═══ RECORDS FOR THIS EXERCISE ═══

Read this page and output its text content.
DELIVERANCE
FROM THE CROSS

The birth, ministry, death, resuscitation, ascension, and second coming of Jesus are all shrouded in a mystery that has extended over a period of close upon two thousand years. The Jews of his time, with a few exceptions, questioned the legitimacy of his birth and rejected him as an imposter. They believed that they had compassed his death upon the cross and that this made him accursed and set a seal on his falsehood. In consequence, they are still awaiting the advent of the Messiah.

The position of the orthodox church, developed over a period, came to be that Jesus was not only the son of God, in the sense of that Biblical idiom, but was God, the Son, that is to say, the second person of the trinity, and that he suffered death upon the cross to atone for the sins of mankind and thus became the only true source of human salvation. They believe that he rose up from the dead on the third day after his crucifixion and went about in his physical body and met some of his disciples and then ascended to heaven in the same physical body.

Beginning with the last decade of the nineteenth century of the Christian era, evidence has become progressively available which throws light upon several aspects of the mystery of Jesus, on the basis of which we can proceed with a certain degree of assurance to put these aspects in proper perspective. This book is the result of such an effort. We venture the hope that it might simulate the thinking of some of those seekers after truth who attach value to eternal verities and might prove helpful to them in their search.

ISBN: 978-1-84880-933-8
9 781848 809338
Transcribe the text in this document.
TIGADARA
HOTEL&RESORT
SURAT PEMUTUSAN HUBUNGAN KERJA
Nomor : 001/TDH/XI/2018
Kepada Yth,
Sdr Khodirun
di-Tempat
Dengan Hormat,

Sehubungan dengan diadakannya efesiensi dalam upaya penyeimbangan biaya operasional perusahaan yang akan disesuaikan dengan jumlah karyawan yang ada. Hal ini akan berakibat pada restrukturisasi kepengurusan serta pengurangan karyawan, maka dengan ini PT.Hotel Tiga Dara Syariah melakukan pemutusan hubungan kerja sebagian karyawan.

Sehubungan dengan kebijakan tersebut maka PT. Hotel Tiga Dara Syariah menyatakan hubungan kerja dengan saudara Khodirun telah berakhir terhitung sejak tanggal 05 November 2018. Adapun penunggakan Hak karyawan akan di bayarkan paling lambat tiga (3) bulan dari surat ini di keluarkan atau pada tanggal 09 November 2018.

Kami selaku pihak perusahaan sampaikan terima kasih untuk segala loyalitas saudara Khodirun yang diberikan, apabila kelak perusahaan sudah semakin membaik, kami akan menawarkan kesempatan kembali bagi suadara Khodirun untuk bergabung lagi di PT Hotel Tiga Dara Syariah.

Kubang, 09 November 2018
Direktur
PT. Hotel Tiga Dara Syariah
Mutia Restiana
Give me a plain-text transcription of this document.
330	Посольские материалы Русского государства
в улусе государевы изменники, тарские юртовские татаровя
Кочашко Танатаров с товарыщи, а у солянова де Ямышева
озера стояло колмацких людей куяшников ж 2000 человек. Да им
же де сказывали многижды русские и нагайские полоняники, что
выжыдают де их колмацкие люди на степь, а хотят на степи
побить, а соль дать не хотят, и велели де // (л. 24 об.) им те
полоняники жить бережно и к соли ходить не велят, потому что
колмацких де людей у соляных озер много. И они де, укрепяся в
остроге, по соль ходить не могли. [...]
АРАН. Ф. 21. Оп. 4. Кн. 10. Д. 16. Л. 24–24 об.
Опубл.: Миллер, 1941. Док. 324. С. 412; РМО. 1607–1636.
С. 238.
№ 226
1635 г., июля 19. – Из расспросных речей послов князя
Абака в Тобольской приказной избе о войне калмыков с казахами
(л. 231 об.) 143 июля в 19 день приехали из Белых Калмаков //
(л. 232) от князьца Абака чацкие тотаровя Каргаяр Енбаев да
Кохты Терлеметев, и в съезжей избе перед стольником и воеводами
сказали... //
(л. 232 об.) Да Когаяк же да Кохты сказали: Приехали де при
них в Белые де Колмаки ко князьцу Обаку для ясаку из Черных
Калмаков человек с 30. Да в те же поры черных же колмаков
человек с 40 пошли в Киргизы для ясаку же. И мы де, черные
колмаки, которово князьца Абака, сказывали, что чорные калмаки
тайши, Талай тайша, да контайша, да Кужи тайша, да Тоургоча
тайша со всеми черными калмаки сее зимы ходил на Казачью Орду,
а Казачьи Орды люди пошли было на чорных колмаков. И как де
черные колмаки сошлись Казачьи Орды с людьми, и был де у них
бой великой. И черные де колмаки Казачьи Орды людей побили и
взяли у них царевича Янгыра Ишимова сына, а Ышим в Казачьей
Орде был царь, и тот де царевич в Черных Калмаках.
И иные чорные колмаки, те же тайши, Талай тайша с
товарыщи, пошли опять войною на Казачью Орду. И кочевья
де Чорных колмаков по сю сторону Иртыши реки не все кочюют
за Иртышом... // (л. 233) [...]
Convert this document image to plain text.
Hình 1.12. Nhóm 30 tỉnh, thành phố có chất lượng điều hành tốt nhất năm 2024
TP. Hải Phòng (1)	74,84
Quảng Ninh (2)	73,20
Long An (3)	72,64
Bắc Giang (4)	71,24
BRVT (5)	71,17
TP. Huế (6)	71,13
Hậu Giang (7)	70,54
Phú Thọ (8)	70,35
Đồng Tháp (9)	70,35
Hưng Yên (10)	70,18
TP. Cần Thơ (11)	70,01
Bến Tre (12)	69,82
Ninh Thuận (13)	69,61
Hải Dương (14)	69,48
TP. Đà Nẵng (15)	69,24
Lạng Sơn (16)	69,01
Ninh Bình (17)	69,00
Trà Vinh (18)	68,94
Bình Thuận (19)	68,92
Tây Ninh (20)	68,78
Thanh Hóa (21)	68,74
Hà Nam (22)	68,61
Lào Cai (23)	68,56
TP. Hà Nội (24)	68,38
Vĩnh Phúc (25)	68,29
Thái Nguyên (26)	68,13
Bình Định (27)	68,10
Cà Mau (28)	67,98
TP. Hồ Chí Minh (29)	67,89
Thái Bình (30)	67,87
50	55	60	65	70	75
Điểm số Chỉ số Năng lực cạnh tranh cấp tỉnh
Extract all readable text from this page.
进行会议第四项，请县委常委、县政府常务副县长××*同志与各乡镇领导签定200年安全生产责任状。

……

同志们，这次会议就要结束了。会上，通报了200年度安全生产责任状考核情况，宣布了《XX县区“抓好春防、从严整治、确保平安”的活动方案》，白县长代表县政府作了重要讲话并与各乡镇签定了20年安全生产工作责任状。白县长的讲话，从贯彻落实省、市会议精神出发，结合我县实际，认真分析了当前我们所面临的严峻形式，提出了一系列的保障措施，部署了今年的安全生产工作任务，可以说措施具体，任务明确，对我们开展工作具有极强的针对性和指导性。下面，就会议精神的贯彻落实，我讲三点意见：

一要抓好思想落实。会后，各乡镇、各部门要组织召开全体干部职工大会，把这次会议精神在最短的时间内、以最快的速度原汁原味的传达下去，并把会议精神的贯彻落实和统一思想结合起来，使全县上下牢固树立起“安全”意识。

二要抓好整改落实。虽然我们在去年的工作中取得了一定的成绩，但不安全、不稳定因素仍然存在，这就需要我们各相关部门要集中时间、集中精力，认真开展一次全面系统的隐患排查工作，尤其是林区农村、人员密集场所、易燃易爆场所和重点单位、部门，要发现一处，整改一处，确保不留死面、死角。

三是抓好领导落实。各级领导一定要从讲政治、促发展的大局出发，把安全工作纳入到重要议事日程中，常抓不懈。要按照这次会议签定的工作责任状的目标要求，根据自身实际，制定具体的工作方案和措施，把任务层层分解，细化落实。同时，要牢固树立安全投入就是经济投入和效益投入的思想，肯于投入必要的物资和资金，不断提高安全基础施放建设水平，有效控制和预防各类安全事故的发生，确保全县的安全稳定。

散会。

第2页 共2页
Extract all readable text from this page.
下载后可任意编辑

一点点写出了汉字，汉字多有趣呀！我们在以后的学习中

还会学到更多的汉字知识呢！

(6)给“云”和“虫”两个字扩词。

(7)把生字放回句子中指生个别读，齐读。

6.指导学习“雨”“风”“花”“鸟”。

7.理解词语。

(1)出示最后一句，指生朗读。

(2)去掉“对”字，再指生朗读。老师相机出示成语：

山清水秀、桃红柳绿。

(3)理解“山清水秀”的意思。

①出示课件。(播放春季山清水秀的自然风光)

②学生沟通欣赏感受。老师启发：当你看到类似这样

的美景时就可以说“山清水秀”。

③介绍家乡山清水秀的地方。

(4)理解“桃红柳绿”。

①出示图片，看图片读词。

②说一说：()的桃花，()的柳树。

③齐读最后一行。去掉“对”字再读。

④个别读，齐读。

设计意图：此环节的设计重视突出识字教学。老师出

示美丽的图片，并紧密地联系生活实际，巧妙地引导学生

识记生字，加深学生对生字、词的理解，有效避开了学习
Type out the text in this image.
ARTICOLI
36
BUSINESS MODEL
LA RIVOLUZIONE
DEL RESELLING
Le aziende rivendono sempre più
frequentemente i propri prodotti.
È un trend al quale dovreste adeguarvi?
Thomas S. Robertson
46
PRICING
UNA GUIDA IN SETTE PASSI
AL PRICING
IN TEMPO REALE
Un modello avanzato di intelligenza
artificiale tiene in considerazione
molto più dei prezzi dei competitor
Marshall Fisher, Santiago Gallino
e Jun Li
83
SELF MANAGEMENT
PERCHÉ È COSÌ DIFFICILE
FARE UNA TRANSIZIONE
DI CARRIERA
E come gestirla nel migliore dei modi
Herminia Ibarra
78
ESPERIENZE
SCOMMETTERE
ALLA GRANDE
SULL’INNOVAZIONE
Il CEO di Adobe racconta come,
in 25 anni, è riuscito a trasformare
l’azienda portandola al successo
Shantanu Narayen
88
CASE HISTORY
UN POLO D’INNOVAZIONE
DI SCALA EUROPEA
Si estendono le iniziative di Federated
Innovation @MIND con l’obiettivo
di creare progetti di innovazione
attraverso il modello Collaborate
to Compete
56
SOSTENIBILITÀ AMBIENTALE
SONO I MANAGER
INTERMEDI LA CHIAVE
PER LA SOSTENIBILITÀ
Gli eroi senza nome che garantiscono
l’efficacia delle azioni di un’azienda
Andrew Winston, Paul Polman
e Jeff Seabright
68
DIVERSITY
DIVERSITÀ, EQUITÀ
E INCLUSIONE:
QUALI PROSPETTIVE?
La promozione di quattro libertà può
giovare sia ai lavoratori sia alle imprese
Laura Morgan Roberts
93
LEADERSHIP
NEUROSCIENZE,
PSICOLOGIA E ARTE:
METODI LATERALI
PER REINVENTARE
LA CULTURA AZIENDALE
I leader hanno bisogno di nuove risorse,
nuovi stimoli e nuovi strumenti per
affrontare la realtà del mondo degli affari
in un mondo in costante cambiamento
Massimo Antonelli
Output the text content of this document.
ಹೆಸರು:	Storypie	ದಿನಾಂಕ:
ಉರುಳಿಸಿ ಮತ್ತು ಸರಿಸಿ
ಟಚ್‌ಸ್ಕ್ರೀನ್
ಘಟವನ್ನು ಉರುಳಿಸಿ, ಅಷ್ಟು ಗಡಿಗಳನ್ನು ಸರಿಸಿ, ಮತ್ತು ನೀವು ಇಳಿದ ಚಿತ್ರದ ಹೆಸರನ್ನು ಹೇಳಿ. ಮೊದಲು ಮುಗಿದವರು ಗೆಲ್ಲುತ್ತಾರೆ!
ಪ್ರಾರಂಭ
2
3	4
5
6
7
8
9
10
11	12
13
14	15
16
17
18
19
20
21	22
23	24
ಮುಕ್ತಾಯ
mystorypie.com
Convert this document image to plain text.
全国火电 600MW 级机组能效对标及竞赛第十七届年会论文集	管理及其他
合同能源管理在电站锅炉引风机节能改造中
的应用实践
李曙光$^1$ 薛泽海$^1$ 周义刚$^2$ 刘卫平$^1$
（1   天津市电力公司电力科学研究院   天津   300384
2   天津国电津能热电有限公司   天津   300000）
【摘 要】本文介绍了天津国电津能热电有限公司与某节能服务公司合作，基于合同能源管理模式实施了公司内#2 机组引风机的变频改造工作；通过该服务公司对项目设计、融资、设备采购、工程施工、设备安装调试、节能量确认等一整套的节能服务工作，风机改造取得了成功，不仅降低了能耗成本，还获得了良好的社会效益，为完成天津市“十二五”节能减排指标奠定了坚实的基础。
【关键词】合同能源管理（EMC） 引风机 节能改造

═══

§ **GIVEN EXERCISE**: Only a number is wanted: how many lines contain "ясаку"?

§ **WRITTEN REPLY**: 2